Given request: Print each line exactly as it is given.

Material shown:
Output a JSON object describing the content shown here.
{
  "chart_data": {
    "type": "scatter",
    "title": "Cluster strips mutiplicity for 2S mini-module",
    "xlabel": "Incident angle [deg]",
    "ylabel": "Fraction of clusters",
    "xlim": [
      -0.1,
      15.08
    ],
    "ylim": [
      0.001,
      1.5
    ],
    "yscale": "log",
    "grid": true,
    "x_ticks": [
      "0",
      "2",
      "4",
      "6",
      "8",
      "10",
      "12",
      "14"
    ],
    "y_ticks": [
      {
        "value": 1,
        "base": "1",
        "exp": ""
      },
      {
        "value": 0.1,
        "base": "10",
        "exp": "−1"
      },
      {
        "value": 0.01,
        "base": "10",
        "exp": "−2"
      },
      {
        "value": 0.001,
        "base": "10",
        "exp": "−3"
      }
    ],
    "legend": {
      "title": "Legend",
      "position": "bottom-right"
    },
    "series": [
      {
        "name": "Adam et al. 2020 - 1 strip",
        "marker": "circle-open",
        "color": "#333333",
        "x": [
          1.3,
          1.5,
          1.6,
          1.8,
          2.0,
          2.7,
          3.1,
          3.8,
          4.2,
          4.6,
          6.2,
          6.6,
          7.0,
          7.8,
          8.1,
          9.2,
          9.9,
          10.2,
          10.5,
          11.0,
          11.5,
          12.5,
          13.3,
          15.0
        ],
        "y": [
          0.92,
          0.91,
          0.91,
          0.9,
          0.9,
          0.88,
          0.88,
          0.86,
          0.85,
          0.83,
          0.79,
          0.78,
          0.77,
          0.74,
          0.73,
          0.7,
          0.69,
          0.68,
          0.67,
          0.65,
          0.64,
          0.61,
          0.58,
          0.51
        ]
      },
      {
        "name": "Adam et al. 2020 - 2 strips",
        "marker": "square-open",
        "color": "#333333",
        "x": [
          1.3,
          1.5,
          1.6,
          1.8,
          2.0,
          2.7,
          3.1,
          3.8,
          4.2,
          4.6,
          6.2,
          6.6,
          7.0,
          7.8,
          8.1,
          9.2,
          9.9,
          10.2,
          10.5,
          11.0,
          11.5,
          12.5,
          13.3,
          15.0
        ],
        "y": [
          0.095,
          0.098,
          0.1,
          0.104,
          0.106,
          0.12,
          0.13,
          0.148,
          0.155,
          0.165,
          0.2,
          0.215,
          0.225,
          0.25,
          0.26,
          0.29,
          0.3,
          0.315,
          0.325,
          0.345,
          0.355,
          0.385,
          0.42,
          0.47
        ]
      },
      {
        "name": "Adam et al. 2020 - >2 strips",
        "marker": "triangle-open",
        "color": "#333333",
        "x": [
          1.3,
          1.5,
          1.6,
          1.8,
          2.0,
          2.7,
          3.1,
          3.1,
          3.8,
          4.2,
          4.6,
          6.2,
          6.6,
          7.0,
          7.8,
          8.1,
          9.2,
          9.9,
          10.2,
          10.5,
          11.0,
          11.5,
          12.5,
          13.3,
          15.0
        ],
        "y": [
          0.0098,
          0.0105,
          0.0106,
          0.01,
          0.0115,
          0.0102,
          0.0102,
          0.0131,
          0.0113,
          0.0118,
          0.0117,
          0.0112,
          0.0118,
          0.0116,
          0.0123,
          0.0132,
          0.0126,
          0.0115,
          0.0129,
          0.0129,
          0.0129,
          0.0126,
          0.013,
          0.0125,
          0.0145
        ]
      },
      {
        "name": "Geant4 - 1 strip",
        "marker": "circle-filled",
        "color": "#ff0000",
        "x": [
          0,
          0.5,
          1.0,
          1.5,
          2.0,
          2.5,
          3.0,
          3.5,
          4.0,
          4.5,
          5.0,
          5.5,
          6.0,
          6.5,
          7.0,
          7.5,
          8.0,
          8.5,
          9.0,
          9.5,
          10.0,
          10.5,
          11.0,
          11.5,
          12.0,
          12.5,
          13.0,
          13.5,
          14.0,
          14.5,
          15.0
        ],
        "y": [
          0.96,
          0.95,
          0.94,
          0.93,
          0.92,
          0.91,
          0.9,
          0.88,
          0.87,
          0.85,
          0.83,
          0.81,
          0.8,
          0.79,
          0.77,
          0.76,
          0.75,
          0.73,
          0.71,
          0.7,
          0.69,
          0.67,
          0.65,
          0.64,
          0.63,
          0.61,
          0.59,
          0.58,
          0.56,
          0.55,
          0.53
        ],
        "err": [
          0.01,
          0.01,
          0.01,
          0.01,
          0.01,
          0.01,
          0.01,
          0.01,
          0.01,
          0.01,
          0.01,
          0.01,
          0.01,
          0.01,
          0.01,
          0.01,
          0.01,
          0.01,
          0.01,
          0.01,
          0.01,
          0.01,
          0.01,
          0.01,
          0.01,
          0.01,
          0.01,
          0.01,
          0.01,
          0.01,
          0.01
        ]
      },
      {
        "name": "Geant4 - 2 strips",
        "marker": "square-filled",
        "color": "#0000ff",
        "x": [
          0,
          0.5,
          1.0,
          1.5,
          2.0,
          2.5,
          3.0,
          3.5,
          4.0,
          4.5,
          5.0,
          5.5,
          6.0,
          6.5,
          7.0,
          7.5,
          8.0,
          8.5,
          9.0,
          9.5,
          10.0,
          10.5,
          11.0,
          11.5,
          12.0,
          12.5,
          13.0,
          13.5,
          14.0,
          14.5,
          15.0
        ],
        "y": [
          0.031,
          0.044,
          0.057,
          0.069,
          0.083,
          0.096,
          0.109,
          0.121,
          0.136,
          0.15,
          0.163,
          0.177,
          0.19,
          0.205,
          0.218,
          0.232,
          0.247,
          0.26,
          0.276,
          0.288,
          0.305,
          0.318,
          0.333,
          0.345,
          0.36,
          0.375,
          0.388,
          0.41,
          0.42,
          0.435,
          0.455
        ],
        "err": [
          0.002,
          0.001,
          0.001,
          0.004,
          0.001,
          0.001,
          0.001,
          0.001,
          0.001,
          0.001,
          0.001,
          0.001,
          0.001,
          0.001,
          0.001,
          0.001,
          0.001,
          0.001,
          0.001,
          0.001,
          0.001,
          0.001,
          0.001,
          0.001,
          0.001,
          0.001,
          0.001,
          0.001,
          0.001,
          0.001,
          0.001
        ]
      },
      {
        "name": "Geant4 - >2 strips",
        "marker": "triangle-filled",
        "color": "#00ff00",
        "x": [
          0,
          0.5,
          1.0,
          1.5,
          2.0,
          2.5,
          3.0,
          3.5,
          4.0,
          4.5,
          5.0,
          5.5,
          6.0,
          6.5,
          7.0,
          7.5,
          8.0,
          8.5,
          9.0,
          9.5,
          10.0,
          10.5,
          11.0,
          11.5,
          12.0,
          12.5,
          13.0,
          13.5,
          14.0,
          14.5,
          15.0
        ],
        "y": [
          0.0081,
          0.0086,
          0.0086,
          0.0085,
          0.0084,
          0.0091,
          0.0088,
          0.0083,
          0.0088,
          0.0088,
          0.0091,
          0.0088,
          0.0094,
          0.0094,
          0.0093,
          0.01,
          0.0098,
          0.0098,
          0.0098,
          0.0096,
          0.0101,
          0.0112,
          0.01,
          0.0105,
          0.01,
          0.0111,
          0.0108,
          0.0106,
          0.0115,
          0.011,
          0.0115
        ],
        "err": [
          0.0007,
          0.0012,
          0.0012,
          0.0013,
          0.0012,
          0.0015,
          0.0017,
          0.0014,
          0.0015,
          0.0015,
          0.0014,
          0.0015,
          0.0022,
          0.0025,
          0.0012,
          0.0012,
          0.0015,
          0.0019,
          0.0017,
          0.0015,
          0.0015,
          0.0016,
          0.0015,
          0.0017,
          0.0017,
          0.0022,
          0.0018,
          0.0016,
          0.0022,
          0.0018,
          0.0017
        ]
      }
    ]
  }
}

Exercise answer:
Output a JSON object describing the content shown here.
{
  "chart_data": {
    "type": "scatter",
    "title": "Cluster strips mutiplicity for 2S mini-module",
    "xlabel": "Incident angle [deg]",
    "ylabel": "Fraction of clusters",
    "xlim": [
      -0.1,
      15.08
    ],
    "ylim": [
      0.001,
      1.5
    ],
    "yscale": "log",
    "grid": true,
    "x_ticks": [
      "0",
      "2",
      "4",
      "6",
      "8",
      "10",
      "12",
      "14"
    ],
    "y_ticks": [
      {
        "value": 1,
        "base": "1",
        "exp": ""
      },
      {
        "value": 0.1,
        "base": "10",
        "exp": "−1"
      },
      {
        "value": 0.01,
        "base": "10",
        "exp": "−2"
      },
      {
        "value": 0.001,
        "base": "10",
        "exp": "−3"
      }
    ],
    "legend": {
      "title": "Legend",
      "position": "bottom-right"
    },
    "series": [
      {
        "name": "Adam et al. 2020 - 1 strip",
        "marker": "circle-open",
        "color": "#333333",
        "x": [
          1.3,
          1.5,
          1.6,
          1.8,
          2.0,
          2.7,
          3.1,
          3.8,
          4.2,
          4.6,
          6.2,
          6.6,
          7.0,
          7.8,
          8.1,
          9.2,
          9.9,
          10.2,
          10.5,
          11.0,
          11.5,
          12.5,
          13.3,
          15.0
        ],
        "y": [
          0.92,
          0.91,
          0.91,
          0.9,
          0.9,
          0.88,
          0.88,
          0.86,
          0.85,
          0.83,
          0.79,
          0.78,
          0.77,
          0.74,
          0.73,
          0.7,
          0.69,
          0.68,
          0.67,
          0.65,
          0.64,
          0.61,
          0.58,
          0.51
        ]
      },
      {
        "name": "Adam et al. 2020 - 2 strips",
        "marker": "square-open",
        "color": "#333333",
        "x": [
          1.3,
          1.5,
          1.6,
          1.8,
          2.0,
          2.7,
          3.1,
          3.8,
          4.2,
          4.6,
          6.2,
          6.6,
          7.0,
          7.8,
          8.1,
          9.2,
          9.9,
          10.2,
          10.5,
          11.0,
          11.5,
          12.5,
          13.3,
          15.0
        ],
        "y": [
          0.095,
          0.098,
          0.1,
          0.104,
          0.106,
          0.12,
          0.13,
          0.148,
          0.155,
          0.165,
          0.2,
          0.215,
          0.225,
          0.25,
          0.26,
          0.29,
          0.3,
          0.315,
          0.325,
          0.345,
          0.355,
          0.385,
          0.42,
          0.47
        ]
      },
      {
        "name": "Adam et al. 2020 - >2 strips",
        "marker": "triangle-open",
        "color": "#333333",
        "x": [
          1.3,
          1.5,
          1.6,
          1.8,
          2.0,
          2.7,
          3.1,
          3.1,
          3.8,
          4.2,
          4.6,
          6.2,
          6.6,
          7.0,
          7.8,
          8.1,
          9.2,
          9.9,
          10.2,
          10.5,
          11.0,
          11.5,
          12.5,
          13.3,
          15.0
        ],
        "y": [
          0.0098,
          0.0105,
          0.0106,
          0.01,
          0.0115,
          0.0102,
          0.0102,
          0.0131,
          0.0113,
          0.0118,
          0.0117,
          0.0112,
          0.0118,
          0.0116,
          0.0123,
          0.0132,
          0.0126,
          0.0115,
          0.0129,
          0.0129,
          0.0129,
          0.0126,
          0.013,
          0.0125,
          0.0145
        ]
      },
      {
        "name": "Geant4 - 1 strip",
        "marker": "circle-filled",
        "color": "#ff0000",
        "x": [
          0,
          0.5,
          1.0,
          1.5,
          2.0,
          2.5,
          3.0,
          3.5,
          4.0,
          4.5,
          5.0,
          5.5,
          6.0,
          6.5,
          7.0,
          7.5,
          8.0,
          8.5,
          9.0,
          9.5,
          10.0,
          10.5,
          11.0,
          11.5,
          12.0,
          12.5,
          13.0,
          13.5,
          14.0,
          14.5,
          15.0
        ],
        "y": [
          0.96,
          0.95,
          0.94,
          0.93,
          0.92,
          0.91,
          0.9,
          0.88,
          0.87,
          0.85,
          0.83,
          0.81,
          0.8,
          0.79,
          0.77,
          0.76,
          0.75,
          0.73,
          0.71,
          0.7,
          0.69,
          0.67,
          0.65,
          0.64,
          0.63,
          0.61,
          0.59,
          0.58,
          0.56,
          0.55,
          0.53
        ],
        "err": [
          0.01,
          0.01,
          0.01,
          0.01,
          0.01,
          0.01,
          0.01,
          0.01,
          0.01,
          0.01,
          0.01,
          0.01,
          0.01,
          0.01,
          0.01,
          0.01,
          0.01,
          0.01,
          0.01,
          0.01,
          0.01,
          0.01,
          0.01,
          0.01,
          0.01,
          0.01,
          0.01,
          0.01,
          0.01,
          0.01,
          0.01
        ]
      },
      {
        "name": "Geant4 - 2 strips",
        "marker": "square-filled",
        "color": "#0000ff",
        "x": [
          0,
          0.5,
          1.0,
          1.5,
          2.0,
          2.5,
          3.0,
          3.5,
          4.0,
          4.5,
          5.0,
          5.5,
          6.0,
          6.5,
          7.0,
          7.5,
          8.0,
          8.5,
          9.0,
          9.5,
          10.0,
          10.5,
          11.0,
          11.5,
          12.0,
          12.5,
          13.0,
          13.5,
          14.0,
          14.5,
          15.0
        ],
        "y": [
          0.031,
          0.044,
          0.057,
          0.069,
          0.083,
          0.096,
          0.109,
          0.121,
          0.136,
          0.15,
          0.163,
          0.177,
          0.19,
          0.205,
          0.218,
          0.232,
          0.247,
          0.26,
          0.276,
          0.288,
          0.305,
          0.318,
          0.333,
          0.345,
          0.36,
          0.375,
          0.388,
          0.41,
          0.42,
          0.435,
          0.455
        ],
        "err": [
          0.002,
          0.001,
          0.001,
          0.004,
          0.001,
          0.001,
          0.001,
          0.001,
          0.001,
          0.001,
          0.001,
          0.001,
          0.001,
          0.001,
          0.001,
          0.001,
          0.001,
          0.001,
          0.001,
          0.001,
          0.001,
          0.001,
          0.001,
          0.001,
          0.001,
          0.001,
          0.001,
          0.001,
          0.001,
          0.001,
          0.001
        ]
      },
      {
        "name": "Geant4 - >2 strips",
        "marker": "triangle-filled",
        "color": "#00ff00",
        "x": [
          0,
          0.5,
          1.0,
          1.5,
          2.0,
          2.5,
          3.0,
          3.5,
          4.0,
          4.5,
          5.0,
          5.5,
          6.0,
          6.5,
          7.0,
          7.5,
          8.0,
          8.5,
          9.0,
          9.5,
          10.0,
          10.5,
          11.0,
          11.5,
          12.0,
          12.5,
          13.0,
          13.5,
          14.0,
          14.5,
          15.0
        ],
        "y": [
          0.0081,
          0.0086,
          0.0086,
          0.0085,
          0.0084,
          0.0091,
          0.0088,
          0.0083,
          0.0088,
          0.0088,
          0.0091,
          0.0088,
          0.0094,
          0.0094,
          0.0093,
          0.01,
          0.0098,
          0.0098,
          0.0098,
          0.0096,
          0.0101,
          0.0112,
          0.01,
          0.0105,
          0.01,
          0.0111,
          0.0108,
          0.0106,
          0.0115,
          0.011,
          0.0115
        ],
        "err": [
          0.0007,
          0.0012,
          0.0012,
          0.0013,
          0.0012,
          0.0015,
          0.0017,
          0.0014,
          0.0015,
          0.0015,
          0.0014,
          0.0015,
          0.0022,
          0.0025,
          0.0012,
          0.0012,
          0.0015,
          0.0019,
          0.0017,
          0.0015,
          0.0015,
          0.0016,
          0.0015,
          0.0017,
          0.0017,
          0.0022,
          0.0018,
          0.0016,
          0.0022,
          0.0018,
          0.0017
        ]
      }
    ]
  }
}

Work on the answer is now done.